Recorded data →
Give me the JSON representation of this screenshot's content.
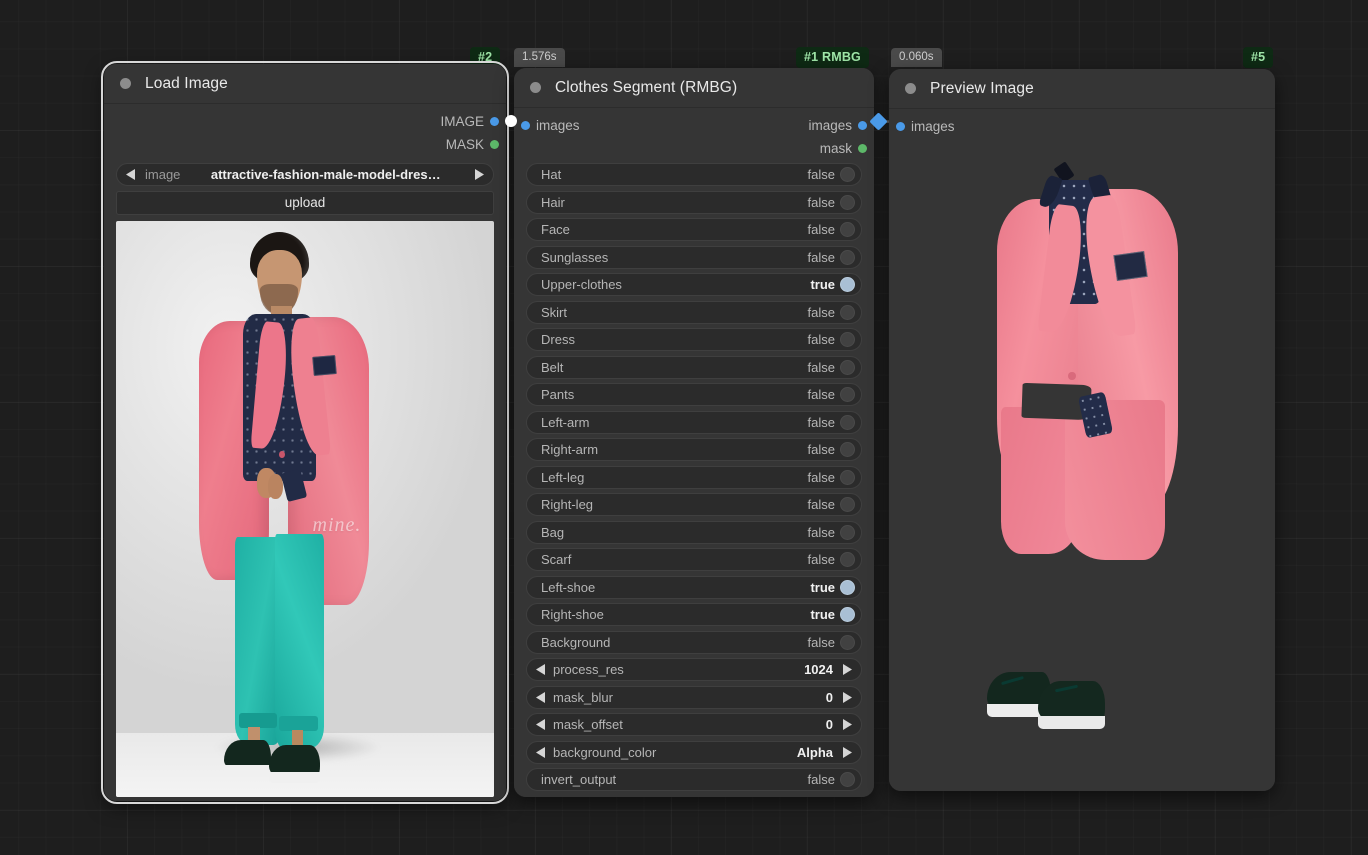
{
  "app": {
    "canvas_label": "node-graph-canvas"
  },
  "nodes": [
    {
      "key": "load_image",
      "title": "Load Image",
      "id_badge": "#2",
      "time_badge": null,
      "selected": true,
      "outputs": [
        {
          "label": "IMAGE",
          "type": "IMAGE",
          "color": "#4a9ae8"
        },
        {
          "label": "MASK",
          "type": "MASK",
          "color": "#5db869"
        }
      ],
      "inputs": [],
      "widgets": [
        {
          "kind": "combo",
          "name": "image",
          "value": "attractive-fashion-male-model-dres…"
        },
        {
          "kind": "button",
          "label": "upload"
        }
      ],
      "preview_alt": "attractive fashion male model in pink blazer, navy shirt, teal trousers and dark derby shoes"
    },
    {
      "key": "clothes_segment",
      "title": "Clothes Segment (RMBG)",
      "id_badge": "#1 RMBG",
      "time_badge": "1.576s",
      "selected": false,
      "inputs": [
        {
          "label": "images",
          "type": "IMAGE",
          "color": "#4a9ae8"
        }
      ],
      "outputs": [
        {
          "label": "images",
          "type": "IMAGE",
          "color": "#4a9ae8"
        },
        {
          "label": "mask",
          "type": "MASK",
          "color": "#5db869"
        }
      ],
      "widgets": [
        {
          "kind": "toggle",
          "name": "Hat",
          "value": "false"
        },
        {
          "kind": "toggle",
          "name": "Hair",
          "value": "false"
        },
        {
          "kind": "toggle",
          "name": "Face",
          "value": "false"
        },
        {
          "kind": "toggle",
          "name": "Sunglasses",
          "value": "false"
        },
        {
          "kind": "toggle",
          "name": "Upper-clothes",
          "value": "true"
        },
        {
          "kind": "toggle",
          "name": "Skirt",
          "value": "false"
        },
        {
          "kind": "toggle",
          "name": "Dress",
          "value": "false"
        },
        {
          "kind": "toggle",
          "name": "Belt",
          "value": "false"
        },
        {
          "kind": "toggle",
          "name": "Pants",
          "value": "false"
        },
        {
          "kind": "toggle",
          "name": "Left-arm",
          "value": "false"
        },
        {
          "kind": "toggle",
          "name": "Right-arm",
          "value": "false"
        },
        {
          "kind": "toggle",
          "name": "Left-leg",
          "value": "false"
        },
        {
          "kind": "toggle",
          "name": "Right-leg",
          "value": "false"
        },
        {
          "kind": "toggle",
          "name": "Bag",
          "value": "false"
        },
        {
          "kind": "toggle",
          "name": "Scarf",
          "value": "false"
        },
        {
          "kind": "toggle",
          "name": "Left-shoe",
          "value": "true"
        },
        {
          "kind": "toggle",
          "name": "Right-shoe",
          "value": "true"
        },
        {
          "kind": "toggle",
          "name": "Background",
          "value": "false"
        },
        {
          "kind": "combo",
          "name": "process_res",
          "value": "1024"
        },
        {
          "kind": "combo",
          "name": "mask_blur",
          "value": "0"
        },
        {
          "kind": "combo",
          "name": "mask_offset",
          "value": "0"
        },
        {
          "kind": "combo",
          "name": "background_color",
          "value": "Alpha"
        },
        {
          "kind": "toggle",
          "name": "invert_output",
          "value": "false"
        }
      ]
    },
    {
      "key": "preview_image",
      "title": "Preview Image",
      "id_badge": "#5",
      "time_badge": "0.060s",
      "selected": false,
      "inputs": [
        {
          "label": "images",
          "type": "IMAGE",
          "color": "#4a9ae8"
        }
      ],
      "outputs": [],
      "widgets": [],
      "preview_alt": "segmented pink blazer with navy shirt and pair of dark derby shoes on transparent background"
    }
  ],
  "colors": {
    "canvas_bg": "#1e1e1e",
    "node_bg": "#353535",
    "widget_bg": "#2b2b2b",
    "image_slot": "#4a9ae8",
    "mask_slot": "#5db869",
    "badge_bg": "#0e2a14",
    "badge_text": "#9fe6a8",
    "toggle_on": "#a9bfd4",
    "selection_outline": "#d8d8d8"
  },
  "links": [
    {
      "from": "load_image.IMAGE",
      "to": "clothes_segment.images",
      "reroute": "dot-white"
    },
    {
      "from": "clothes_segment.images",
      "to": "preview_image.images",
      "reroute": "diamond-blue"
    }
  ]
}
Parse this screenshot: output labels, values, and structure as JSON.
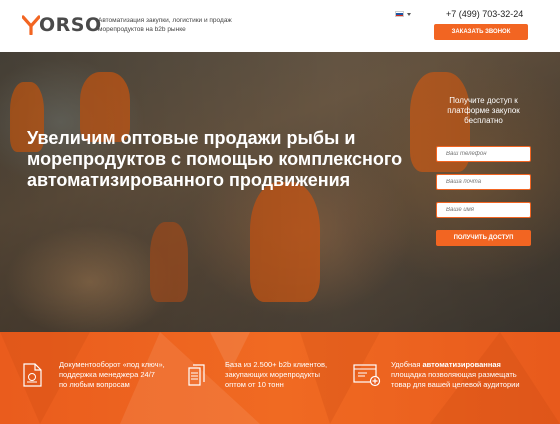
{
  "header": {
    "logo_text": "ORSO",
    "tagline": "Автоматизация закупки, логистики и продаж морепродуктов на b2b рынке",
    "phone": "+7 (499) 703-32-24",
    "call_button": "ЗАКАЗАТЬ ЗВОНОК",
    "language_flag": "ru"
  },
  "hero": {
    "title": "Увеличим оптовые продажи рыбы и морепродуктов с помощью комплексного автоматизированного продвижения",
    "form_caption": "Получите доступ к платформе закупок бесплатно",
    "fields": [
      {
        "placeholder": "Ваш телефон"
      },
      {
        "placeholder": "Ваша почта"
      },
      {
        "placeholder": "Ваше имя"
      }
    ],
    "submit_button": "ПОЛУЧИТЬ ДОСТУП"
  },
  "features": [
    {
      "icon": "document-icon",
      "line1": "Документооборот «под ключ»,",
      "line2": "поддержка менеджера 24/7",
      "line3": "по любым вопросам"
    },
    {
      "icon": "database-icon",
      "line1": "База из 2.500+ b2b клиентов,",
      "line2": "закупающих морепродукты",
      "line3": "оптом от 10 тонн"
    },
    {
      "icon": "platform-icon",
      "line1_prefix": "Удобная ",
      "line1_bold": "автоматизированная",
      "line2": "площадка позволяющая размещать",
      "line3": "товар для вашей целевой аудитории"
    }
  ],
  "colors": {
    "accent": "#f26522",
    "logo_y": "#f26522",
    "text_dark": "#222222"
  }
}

--

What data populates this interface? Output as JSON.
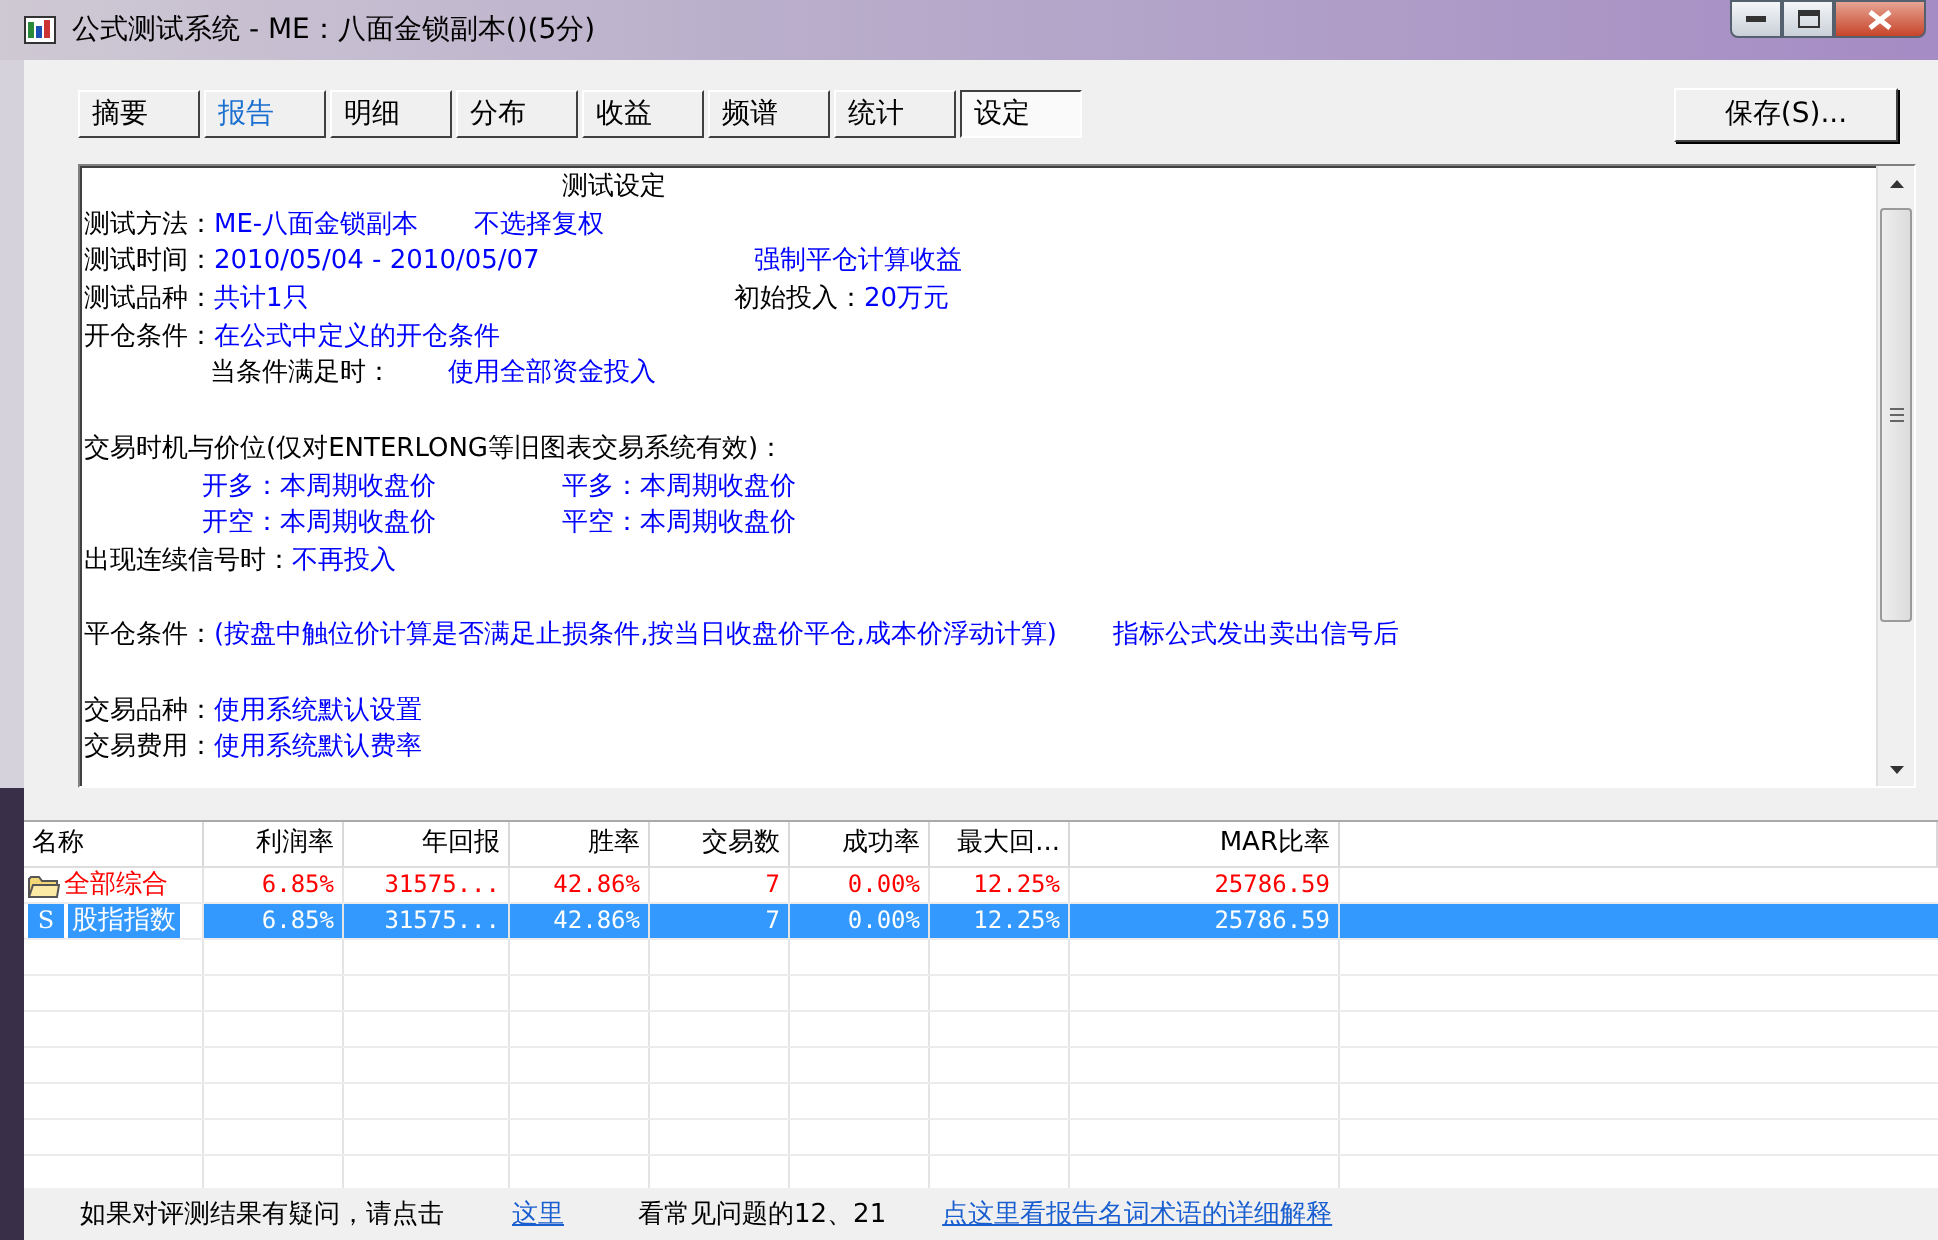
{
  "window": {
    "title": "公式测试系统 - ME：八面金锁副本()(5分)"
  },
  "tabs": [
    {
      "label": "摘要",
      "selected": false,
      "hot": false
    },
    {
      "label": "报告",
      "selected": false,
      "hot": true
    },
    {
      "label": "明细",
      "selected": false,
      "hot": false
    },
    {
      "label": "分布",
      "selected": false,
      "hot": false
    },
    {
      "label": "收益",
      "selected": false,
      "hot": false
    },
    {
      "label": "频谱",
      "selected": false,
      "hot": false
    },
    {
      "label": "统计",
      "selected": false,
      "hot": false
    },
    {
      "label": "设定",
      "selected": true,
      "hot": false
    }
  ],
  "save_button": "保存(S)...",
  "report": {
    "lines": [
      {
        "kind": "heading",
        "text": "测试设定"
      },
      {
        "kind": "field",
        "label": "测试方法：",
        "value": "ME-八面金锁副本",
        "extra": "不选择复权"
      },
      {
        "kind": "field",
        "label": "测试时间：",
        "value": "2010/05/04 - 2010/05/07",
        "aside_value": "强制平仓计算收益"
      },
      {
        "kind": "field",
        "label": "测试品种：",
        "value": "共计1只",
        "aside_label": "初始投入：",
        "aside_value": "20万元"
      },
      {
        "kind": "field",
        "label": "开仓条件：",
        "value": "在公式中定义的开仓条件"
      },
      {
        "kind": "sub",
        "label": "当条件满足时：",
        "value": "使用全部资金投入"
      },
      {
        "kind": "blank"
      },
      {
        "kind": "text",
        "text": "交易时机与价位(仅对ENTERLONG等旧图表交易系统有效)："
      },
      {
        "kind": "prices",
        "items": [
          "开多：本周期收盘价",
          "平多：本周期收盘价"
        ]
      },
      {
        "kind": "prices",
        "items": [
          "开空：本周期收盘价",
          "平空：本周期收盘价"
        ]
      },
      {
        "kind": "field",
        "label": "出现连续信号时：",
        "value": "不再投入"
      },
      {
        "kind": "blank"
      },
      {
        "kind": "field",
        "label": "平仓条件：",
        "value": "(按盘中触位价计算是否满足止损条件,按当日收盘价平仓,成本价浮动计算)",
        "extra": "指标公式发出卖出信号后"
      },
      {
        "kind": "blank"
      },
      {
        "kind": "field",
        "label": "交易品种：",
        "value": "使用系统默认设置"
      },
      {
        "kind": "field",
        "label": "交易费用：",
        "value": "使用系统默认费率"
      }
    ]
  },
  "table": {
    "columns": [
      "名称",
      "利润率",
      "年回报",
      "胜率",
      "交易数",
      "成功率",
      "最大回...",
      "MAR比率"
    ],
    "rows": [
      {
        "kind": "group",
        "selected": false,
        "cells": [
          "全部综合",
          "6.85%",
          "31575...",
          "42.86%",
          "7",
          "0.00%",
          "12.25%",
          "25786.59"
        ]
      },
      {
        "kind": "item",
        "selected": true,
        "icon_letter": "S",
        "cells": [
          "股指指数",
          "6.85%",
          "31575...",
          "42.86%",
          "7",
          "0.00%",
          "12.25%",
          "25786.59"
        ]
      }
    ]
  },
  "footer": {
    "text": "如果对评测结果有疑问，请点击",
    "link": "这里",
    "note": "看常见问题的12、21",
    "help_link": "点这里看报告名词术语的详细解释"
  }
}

* * *

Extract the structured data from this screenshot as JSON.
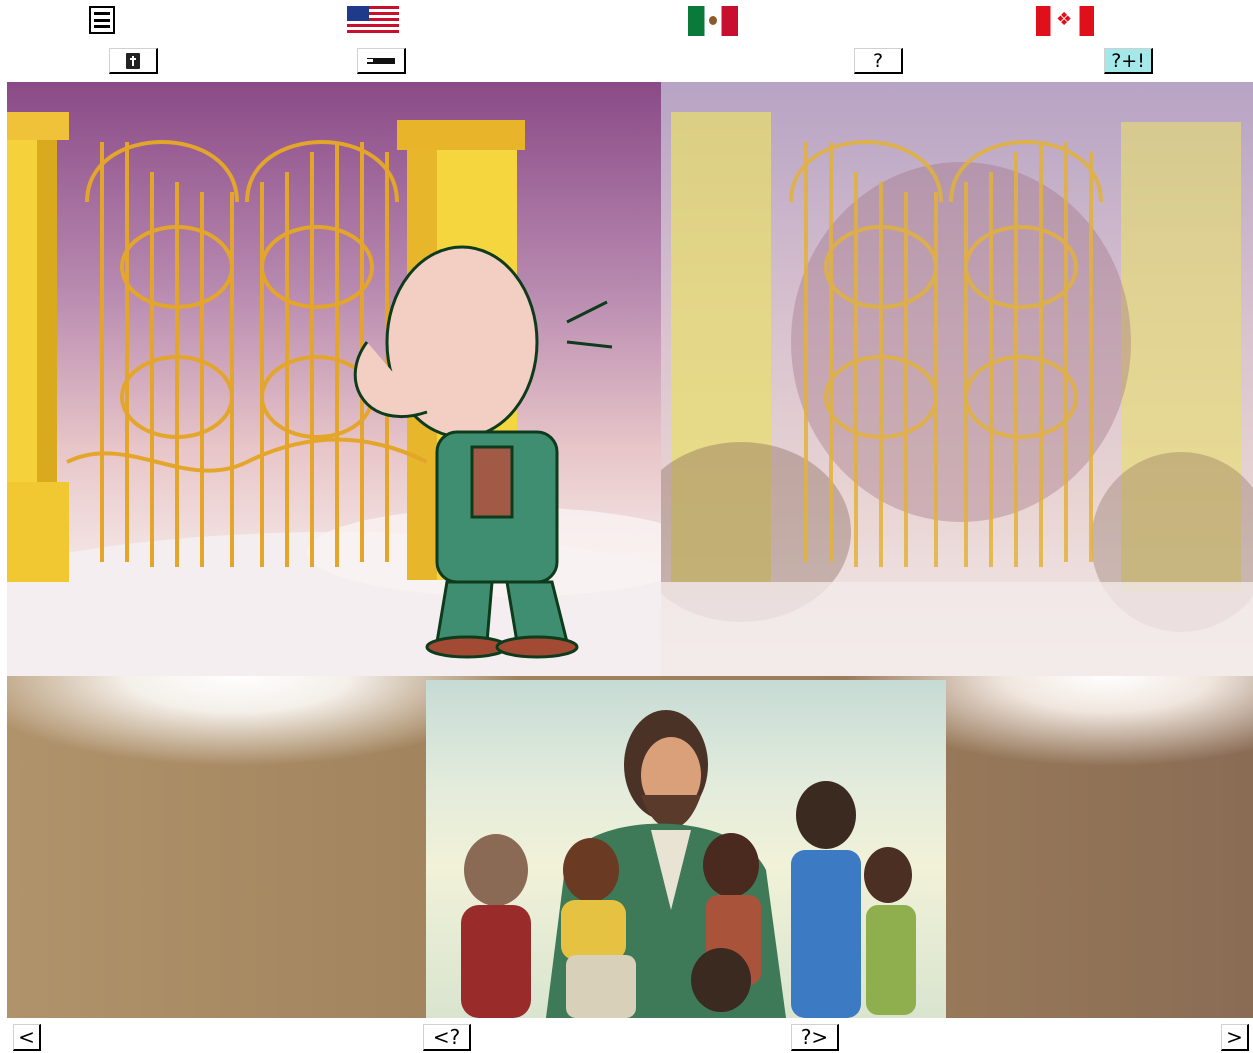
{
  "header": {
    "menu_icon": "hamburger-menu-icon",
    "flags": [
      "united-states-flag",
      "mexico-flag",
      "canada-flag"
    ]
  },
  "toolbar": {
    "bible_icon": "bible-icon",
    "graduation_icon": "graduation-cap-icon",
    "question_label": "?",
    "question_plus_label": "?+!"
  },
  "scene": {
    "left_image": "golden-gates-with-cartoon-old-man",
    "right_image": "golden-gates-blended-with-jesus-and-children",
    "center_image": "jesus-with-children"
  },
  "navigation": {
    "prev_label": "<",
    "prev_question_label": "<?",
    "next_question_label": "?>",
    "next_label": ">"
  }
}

Instructions for the task → Find the lines containing "jesus" and list every one of them.

Correct response →
    "right_image": "golden-gates-blended-with-jesus-and-children",
    "center_image": "jesus-with-children"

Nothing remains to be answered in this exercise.